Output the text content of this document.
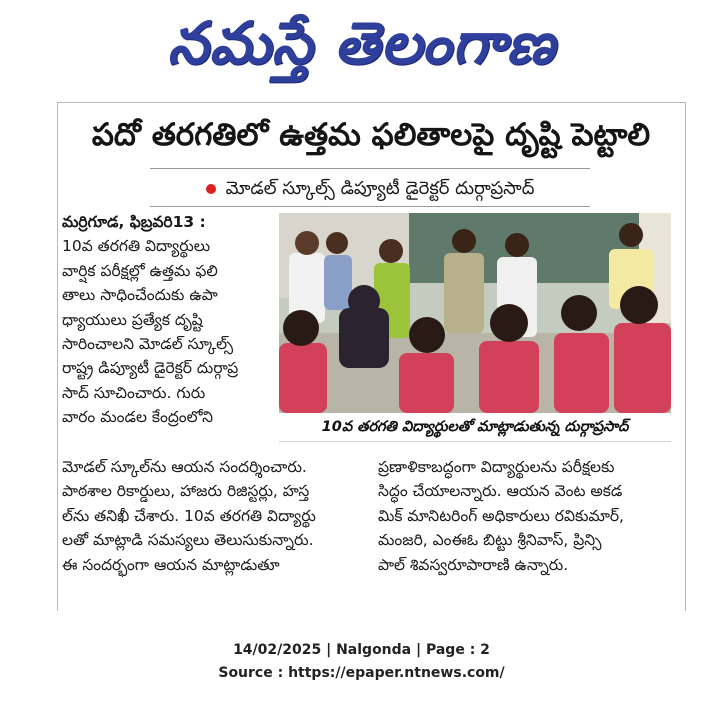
నమస్తే తెలంగాణ
పదో తరగతిలో ఉత్తమ ఫలితాలపై దృష్టి పెట్టాలి
మోడల్ స్కూల్స్ డిప్యూటీ డైరెక్టర్ దుర్గాప్రసాద్
మర్రిగూడ, ఫిబ్రవరి13 :
10వ తరగతి విద్యార్థులు
వార్షిక పరీక్షల్లో ఉత్తమ ఫలి
తాలు సాధించేందుకు ఉపా
ధ్యాయులు ప్రత్యేక దృష్టి
సారించాలని మోడల్ స్కూల్స్
రాష్ట్ర డిప్యూటీ డైరెక్టర్ దుర్గాప్ర
సాద్ సూచించారు. గురు
వారం మండల కేంద్రంలోని
10వ తరగతి విద్యార్థులతో మాట్లాడుతున్న దుర్గాప్రసాద్
మోడల్ స్కూల్‌ను ఆయన సందర్శించారు.
పాఠశాల రికార్డులు, హాజరు రిజిస్టర్లు, హస్త
ల్‌ను తనిఖీ చేశారు. 10వ తరగతి విద్యార్థు
లతో మాట్లాడి సమస్యలు తెలుసుకున్నారు.
ఈ సందర్భంగా ఆయన మాట్లాడుతూ
ప్రణాళికాబద్ధంగా విద్యార్థులను పరీక్షలకు
సిద్ధం చేయాలన్నారు. ఆయన వెంట అకడ
మిక్ మానిటరింగ్ అధికారులు రవికుమార్,
మంజరి, ఎంఈఓ బిట్టు శ్రీనివాస్, ప్రిన్సి
పాల్ శివస్వరూపారాణి ఉన్నారు.
14/02/2025 | Nalgonda | Page : 2
Source : https://epaper.ntnews.com/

▸ What needs to be done
State only how many lines in the material include "తరగత".

▸ Full answer
4